The records follow. Transcribe only the lines from the line containing "Output the text content of this document." through the end, both ends included, and leave out the pictures.

Records:
━━━━━━━━━━━━━━━━

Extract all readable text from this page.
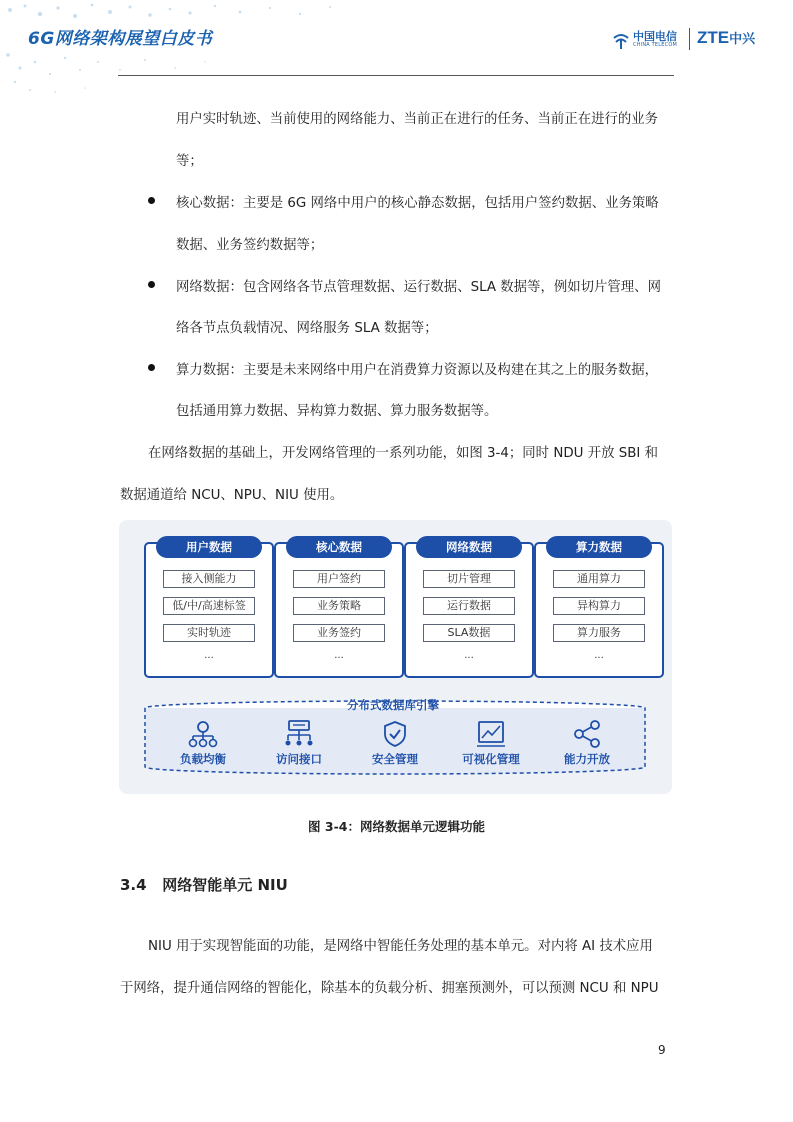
6G网络架构展望白皮书	中国电信
CHINA TELECOM ZTE中兴
用户实时轨迹、当前使用的网络能力、当前正在进行的任务、当前正在进行的业务
等；
核心数据：主要是 6G 网络中用户的核心静态数据，包括用户签约数据、业务策略
数据、业务签约数据等；
网络数据：包含网络各节点管理数据、运行数据、SLA 数据等，例如切片管理、网
络各节点负载情况、网络服务 SLA 数据等；
算力数据：主要是未来网络中用户在消费算力资源以及构建在其之上的服务数据，
包括通用算力数据、异构算力数据、算力服务数据等。
在网络数据的基础上，开发网络管理的一系列功能，如图 3-4；同时 NDU 开放 SBI 和
数据通道给 NCU、NPU、NIU 使用。
用户数据
接入侧能力
低/中/高速标签
实时轨迹
...
核心数据
用户签约
业务策略
业务签约
...
网络数据
切片管理
运行数据
SLA数据
...
算力数据
通用算力
异构算力
算力服务
...
分布式数据库引擎
负载均衡	访问接口	安全管理	可视化管理	能力开放
图 3-4：网络数据单元逻辑功能
3.4   网络智能单元 NIU
NIU 用于实现智能面的功能，是网络中智能任务处理的基本单元。对内将 AI 技术应用
于网络，提升通信网络的智能化，除基本的负载分析、拥塞预测外，可以预测 NCU 和 NPU
9
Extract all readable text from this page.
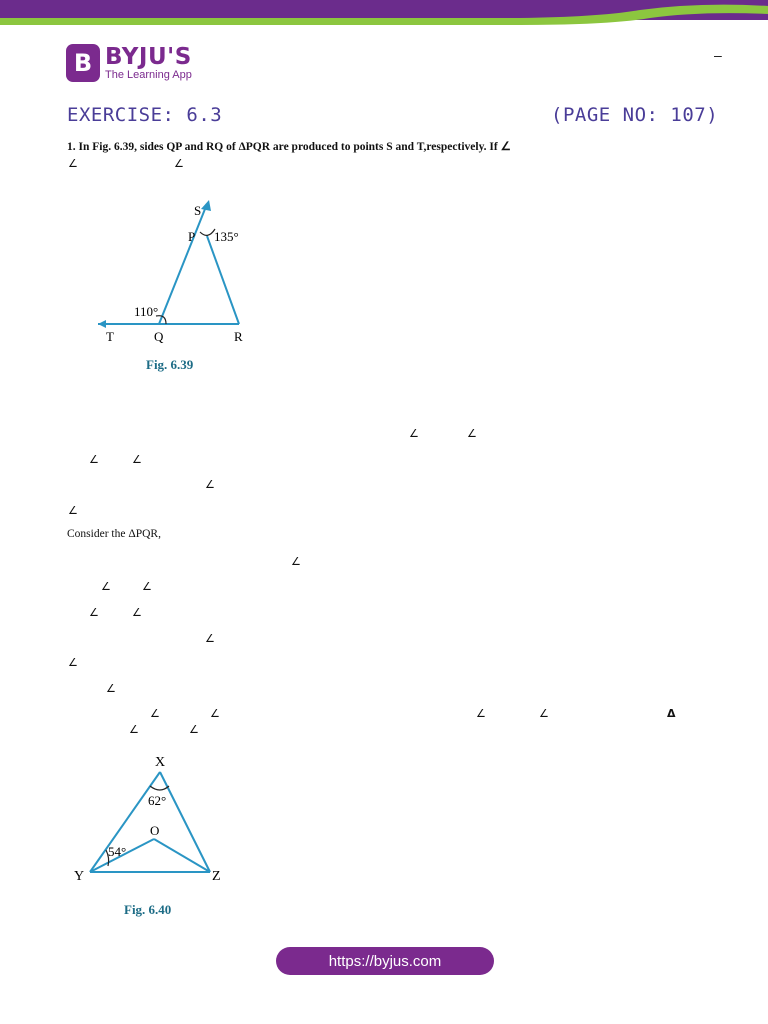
B BYJU'S
The Learning App
–
EXERCISE: 6.3	(PAGE NO: 107)
1. In Fig. 6.39, sides QP and RQ of ΔPQR are produced to points S and T,respectively. If ∠
∠	∠
S
P 135°
110°
T	Q	R
Fig. 6.39
∠	∠
∠	∠
∠
∠
Consider the ΔPQR,
∠
∠	∠
∠	∠
∠
∠
∠
∠	∠	∠	∠	Δ
∠	∠
X
62°
O
54°
Y	Z
Fig. 6.40
https://byjus.com
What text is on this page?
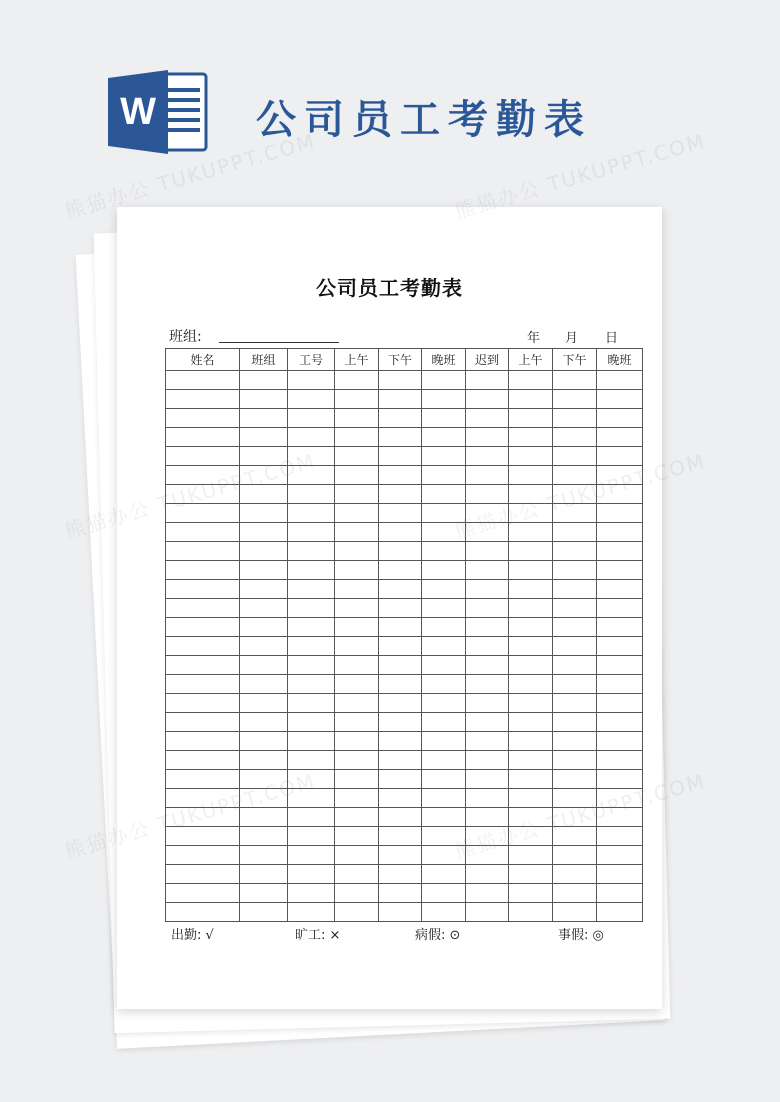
W	公司员工考勤表
公司员工考勤表
班组:	年 月 日
姓名	班组	工号	上午	下午	晚班	迟到	上午	下午	晚班

出勤: √	旷工: ×	病假: ⊙	事假: ◎
熊猫办公 TUKUPPT.COM	熊猫办公 TUKUPPT.COM
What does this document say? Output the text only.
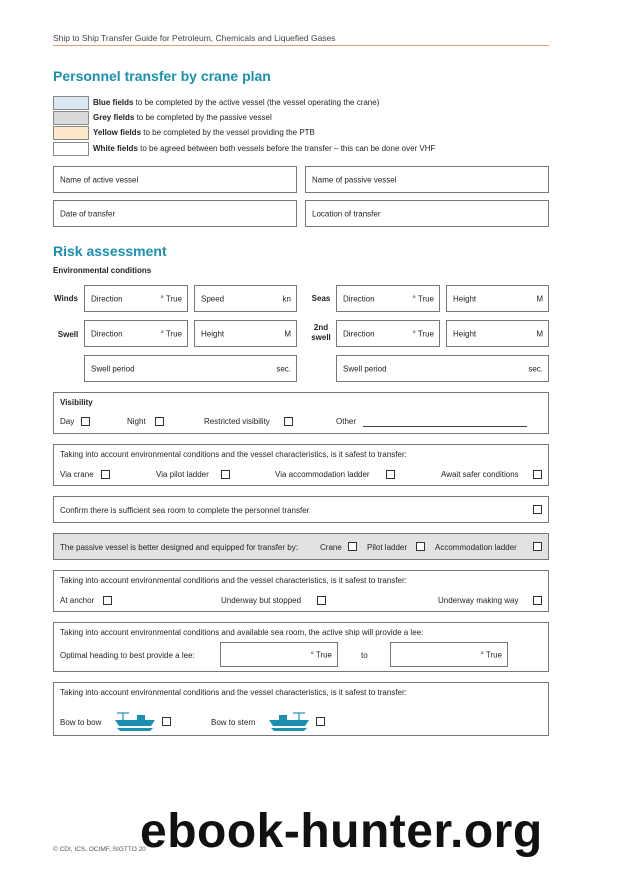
Ship to Ship Transfer Guide for Petroleum, Chemicals and Liquefied Gases
Personnel transfer by crane plan
Blue fields to be completed by the active vessel (the vessel operating the crane)
Grey fields to be completed by the passive vessel
Yellow fields to be completed by the vessel providing the PTB
White fields to be agreed between both vessels before the transfer – this can be done over VHF
Name of active vessel	Name of passive vessel
Date of transfer	Location of transfer
Risk assessment
Environmental conditions
Winds	Direction	° True Speed	kn	Seas	Direction	° True Height	M
Swell	Direction	° True Height	M
2nd swell	Direction	° True Height	M
Swell period	sec.	Swell period	sec.
Visibility
Day	Night	Restricted visibility	Other
Taking into account environmental conditions and the vessel characteristics, is it safest to transfer:
Via crane	Via pilot ladder	Via accommodation ladder	Await safer conditions
Confirm there is sufficient sea room to complete the personnel transfer
The passive vessel is better designed and equipped for transfer by:	Crane	Pilot ladder	Accommodation ladder
Taking into account environmental conditions and the vessel characteristics, is it safest to transfer:
At anchor	Underway but stopped	Underway making way
Taking into account environmental conditions and available sea room, the active ship will provide a lee:
Optimal heading to best provide a lee:	° True	to	° True
Taking into account environmental conditions and the vessel characteristics, is it safest to transfer:
Bow to bow	Bow to stern
© CDI, ICS, OCIMF, SIGTTO 20
ebook-hunter.org
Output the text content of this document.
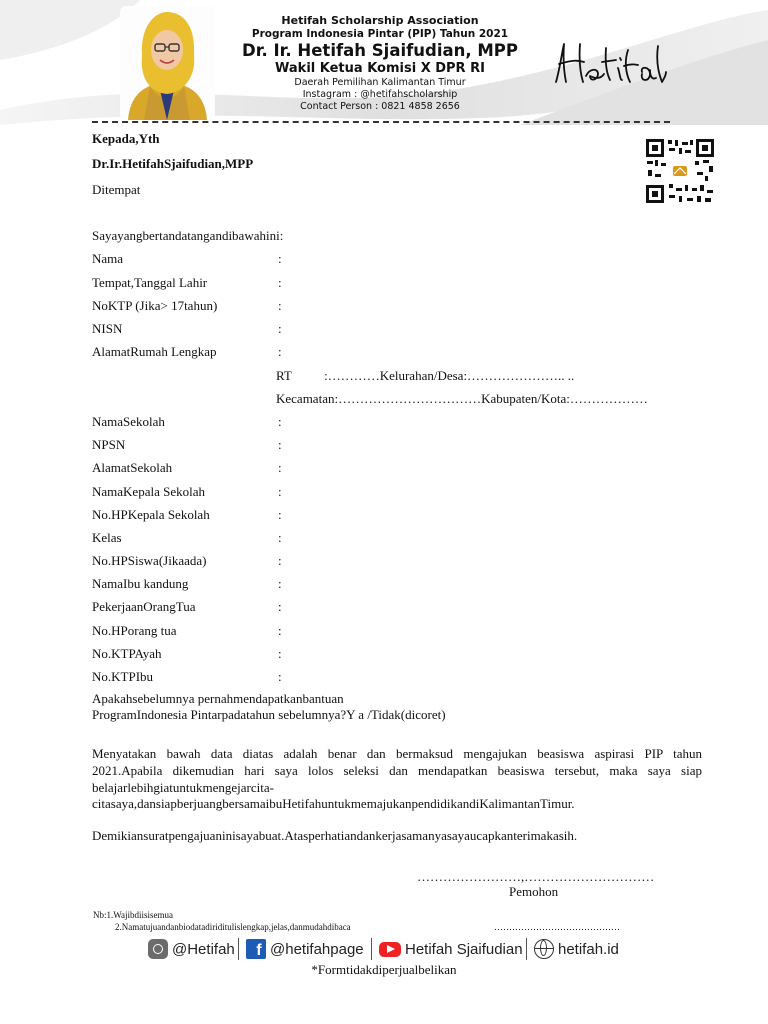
Hetifah Scholarship Association
Program Indonesia Pintar (PIP) Tahun 2021
Dr. Ir. Hetifah Sjaifudian, MPP
Wakil Ketua Komisi X DPR RI
Daerah Pemilihan Kalimantan Timur
Instagram : @hetifahscholarship
Contact Person : 0821 4858 2656
Kepada,Yth
Dr.Ir.HetifahSjaifudian,MPP
Ditempat
Sayayangbertandatangandibawahini:
Nama	:
Tempat,Tanggal Lahir	:
NoKTP (Jika> 17tahun)	:
NISN	:
AlamatRumah Lengkap	:
RT          :…………Kelurahan/Desa:………………….. ..
Kecamatan:……………………………Kabupaten/Kota:………………
NamaSekolah	:
NPSN	:
AlamatSekolah	:
NamaKepala Sekolah	:
No.HPKepala Sekolah	:
Kelas	:
No.HPSiswa(Jikaada)	:
NamaIbu kandung	:
PekerjaanOrangTua	:
No.HPorang tua	:
No.KTPAyah	:
No.KTPIbu	:
Apakahsebelumnya pernahmendapatkanbantuan
ProgramIndonesia Pintarpadatahun sebelumnya?Y a /Tidak(dicoret)
Menyatakan bawah data diatas adalah benar dan bermaksud mengajukan beasiswa aspirasi PIP tahun
2021.Apabila dikemudian hari saya lolos seleksi dan mendapatkan beasiswa tersebut, maka saya siap
belajarlebihgiatuntukmengejarcita-
citasaya,dansiapberjuangbersamaibuHetifahuntukmemajukanpendidikandiKalimantanTimur.
Demikiansuratpengajuaninisayabuat.Atasperhatiandankerjasamanyasayaucapkanterimakasih.
……………………,…………………………
Pemohon
Nb:1.Wajibdiisisemua
2.Namatujuandanbiodatadiriditulislengkap,jelas,danmudahdibaca	……………………………………
@Hetifah	f @hetifahpage	Hetifah Sjaifudian hetifah.id
*Formtidakdiperjualbelikan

━━━━━━━━━━━━━━━━

Solution to this task -
Output the text content of this document.
Hetifah Scholarship Association
Program Indonesia Pintar (PIP) Tahun 2021
Dr. Ir. Hetifah Sjaifudian, MPP
Wakil Ketua Komisi X DPR RI
Daerah Pemilihan Kalimantan Timur
Instagram : @hetifahscholarship
Contact Person : 0821 4858 2656
Kepada,Yth
Dr.Ir.HetifahSjaifudian,MPP
Ditempat
Sayayangbertandatangandibawahini:
Nama	:
Tempat,Tanggal Lahir	:
NoKTP (Jika> 17tahun)	:
NISN	:
AlamatRumah Lengkap	:
RT          :…………Kelurahan/Desa:………………….. ..
Kecamatan:……………………………Kabupaten/Kota:………………
NamaSekolah	:
NPSN	:
AlamatSekolah	:
NamaKepala Sekolah	:
No.HPKepala Sekolah	:
Kelas	:
No.HPSiswa(Jikaada)	:
NamaIbu kandung	:
PekerjaanOrangTua	:
No.HPorang tua	:
No.KTPAyah	:
No.KTPIbu	:
Apakahsebelumnya pernahmendapatkanbantuan
ProgramIndonesia Pintarpadatahun sebelumnya?Y a /Tidak(dicoret)
Menyatakan bawah data diatas adalah benar dan bermaksud mengajukan beasiswa aspirasi PIP tahun
2021.Apabila dikemudian hari saya lolos seleksi dan mendapatkan beasiswa tersebut, maka saya siap
belajarlebihgiatuntukmengejarcita-
citasaya,dansiapberjuangbersamaibuHetifahuntukmemajukanpendidikandiKalimantanTimur.
Demikiansuratpengajuaninisayabuat.Atasperhatiandankerjasamanyasayaucapkanterimakasih.
……………………,…………………………
Pemohon
Nb:1.Wajibdiisisemua
2.Namatujuandanbiodatadiriditulislengkap,jelas,danmudahdibaca	……………………………………
@Hetifah	f @hetifahpage	Hetifah Sjaifudian hetifah.id
*Formtidakdiperjualbelikan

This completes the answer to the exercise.